Goal of the exercise: How many lines of the data hold the word "Equity"? State the number and nothing else.

Exercise materials:
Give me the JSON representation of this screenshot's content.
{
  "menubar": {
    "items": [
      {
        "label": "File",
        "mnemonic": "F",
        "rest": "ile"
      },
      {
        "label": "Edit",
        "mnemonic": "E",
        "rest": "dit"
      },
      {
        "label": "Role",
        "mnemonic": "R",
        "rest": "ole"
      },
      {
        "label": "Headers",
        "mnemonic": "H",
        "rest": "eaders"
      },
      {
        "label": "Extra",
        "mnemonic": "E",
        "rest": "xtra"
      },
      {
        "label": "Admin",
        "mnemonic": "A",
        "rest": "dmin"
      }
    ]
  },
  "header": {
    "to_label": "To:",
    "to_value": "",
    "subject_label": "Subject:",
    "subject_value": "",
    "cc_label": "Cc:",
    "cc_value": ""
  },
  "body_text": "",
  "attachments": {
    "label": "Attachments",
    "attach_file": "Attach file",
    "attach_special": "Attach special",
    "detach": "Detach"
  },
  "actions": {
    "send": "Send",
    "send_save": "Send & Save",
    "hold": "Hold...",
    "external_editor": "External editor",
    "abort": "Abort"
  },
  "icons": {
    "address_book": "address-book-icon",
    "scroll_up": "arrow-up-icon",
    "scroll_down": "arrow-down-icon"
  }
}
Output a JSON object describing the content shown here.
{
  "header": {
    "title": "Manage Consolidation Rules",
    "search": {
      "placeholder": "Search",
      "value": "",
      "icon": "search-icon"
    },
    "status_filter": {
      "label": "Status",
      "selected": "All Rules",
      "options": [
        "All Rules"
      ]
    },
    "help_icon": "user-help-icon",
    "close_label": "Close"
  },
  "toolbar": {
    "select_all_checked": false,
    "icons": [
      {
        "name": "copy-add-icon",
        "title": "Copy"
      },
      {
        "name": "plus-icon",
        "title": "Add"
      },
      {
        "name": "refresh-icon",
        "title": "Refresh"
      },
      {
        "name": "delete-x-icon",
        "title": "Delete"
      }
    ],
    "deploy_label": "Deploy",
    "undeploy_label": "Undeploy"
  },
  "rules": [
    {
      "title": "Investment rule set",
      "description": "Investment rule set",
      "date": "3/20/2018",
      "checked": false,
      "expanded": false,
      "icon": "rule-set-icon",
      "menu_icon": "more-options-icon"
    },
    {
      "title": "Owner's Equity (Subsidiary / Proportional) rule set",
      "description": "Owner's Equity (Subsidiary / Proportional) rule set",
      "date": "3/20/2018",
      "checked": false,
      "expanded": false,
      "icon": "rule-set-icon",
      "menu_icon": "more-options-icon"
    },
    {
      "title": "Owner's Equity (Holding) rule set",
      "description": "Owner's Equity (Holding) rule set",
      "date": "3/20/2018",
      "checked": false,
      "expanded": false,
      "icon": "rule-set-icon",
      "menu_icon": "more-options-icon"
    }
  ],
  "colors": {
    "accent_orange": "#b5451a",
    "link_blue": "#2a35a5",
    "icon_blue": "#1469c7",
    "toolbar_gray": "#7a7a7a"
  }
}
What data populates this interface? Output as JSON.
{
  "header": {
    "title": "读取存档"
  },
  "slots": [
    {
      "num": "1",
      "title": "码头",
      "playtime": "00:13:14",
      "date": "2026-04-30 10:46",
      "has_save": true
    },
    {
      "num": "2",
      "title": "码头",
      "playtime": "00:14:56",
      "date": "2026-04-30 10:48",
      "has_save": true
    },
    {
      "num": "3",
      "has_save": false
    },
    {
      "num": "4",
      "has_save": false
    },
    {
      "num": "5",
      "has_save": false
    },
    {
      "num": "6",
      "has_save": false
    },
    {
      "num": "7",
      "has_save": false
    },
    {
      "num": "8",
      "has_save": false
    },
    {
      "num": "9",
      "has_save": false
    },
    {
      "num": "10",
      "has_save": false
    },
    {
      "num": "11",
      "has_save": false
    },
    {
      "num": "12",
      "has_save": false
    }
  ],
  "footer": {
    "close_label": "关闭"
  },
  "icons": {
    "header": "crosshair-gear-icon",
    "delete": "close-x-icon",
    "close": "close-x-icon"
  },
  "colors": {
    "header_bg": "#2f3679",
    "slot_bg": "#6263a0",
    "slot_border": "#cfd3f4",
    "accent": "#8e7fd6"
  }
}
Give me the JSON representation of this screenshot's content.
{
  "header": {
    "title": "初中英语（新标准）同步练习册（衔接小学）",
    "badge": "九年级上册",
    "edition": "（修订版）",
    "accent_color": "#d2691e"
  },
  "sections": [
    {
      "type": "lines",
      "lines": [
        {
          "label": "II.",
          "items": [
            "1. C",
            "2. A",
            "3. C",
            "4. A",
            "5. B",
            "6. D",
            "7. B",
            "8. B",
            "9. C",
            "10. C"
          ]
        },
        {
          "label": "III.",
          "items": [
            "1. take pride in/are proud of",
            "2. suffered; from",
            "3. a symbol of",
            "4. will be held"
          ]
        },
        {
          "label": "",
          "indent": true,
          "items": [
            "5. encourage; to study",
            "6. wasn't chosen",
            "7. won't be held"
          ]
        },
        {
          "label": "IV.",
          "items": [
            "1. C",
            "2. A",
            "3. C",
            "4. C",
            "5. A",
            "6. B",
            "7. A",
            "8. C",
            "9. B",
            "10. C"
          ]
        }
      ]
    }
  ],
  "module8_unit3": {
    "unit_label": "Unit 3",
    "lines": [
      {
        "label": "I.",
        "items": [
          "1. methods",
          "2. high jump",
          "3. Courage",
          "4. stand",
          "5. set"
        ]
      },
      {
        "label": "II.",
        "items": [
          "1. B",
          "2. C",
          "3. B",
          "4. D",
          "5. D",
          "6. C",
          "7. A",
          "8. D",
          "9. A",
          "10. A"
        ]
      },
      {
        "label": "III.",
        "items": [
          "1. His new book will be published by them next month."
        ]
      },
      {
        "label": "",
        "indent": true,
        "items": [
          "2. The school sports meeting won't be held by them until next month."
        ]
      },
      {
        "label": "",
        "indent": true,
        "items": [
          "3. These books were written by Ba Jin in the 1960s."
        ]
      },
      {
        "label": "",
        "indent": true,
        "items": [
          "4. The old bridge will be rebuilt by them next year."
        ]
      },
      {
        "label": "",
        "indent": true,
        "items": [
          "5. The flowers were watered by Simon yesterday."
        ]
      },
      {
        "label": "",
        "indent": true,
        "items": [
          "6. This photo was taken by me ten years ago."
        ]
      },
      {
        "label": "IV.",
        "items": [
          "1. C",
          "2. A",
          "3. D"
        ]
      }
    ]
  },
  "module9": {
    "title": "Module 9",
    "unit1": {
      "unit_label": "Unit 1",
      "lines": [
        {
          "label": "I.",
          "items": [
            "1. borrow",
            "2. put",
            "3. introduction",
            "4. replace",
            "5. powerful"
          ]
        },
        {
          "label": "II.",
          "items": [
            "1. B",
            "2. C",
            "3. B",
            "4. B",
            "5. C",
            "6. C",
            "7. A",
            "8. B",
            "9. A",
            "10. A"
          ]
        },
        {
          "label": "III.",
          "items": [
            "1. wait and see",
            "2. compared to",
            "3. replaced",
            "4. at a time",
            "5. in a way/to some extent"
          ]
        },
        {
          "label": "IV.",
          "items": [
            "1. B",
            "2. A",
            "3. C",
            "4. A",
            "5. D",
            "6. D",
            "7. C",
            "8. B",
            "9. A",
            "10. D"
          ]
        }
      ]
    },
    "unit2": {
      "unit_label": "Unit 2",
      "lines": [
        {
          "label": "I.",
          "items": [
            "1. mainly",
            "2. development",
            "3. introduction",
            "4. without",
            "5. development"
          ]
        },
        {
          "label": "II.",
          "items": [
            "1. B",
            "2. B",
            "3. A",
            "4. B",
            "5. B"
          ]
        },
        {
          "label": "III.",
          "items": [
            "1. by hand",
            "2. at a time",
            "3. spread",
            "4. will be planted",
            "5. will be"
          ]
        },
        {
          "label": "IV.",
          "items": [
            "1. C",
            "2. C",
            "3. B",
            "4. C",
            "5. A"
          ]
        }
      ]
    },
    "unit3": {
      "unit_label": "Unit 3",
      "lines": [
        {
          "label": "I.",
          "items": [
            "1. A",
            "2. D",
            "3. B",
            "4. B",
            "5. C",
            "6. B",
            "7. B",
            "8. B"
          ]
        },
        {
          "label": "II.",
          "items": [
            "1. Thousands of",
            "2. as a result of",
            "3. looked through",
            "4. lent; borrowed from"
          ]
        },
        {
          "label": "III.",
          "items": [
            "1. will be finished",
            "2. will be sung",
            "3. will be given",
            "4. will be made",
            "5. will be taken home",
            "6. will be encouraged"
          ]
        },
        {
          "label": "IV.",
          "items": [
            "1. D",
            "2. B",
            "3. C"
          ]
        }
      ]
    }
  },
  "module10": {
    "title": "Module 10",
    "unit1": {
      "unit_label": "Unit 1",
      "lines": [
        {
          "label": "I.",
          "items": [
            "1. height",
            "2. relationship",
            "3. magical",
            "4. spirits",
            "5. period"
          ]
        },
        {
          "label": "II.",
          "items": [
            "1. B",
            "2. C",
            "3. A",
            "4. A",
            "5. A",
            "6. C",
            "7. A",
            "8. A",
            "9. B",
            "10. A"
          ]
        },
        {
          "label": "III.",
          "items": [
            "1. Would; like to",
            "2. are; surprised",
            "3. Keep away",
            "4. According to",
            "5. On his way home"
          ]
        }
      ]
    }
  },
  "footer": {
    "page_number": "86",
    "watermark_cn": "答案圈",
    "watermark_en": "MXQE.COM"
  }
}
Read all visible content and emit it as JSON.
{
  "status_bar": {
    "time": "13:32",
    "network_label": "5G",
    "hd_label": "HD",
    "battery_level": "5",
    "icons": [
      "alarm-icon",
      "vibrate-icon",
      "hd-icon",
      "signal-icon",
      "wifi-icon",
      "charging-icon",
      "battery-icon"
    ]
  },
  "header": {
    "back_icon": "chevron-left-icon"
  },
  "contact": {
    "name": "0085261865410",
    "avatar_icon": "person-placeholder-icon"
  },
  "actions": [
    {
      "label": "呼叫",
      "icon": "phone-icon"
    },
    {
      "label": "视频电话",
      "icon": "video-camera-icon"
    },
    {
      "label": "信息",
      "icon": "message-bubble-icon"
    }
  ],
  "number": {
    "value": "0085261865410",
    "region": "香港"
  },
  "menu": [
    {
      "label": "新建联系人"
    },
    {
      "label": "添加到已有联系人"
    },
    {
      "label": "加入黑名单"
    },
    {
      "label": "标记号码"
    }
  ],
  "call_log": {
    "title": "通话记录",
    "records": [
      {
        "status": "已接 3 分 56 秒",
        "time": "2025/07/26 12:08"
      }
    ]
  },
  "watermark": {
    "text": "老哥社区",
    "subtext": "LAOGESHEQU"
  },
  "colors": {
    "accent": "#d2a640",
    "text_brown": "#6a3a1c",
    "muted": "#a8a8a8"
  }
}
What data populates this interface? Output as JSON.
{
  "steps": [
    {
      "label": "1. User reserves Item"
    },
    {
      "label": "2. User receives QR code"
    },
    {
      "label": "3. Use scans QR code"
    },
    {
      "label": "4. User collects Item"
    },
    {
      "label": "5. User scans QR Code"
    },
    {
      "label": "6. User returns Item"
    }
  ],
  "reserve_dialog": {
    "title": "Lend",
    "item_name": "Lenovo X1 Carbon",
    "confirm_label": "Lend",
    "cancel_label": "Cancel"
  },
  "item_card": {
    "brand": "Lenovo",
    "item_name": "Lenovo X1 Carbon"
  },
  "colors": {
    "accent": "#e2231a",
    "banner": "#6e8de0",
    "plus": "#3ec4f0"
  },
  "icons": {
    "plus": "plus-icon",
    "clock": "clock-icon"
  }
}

Solution for this task: 4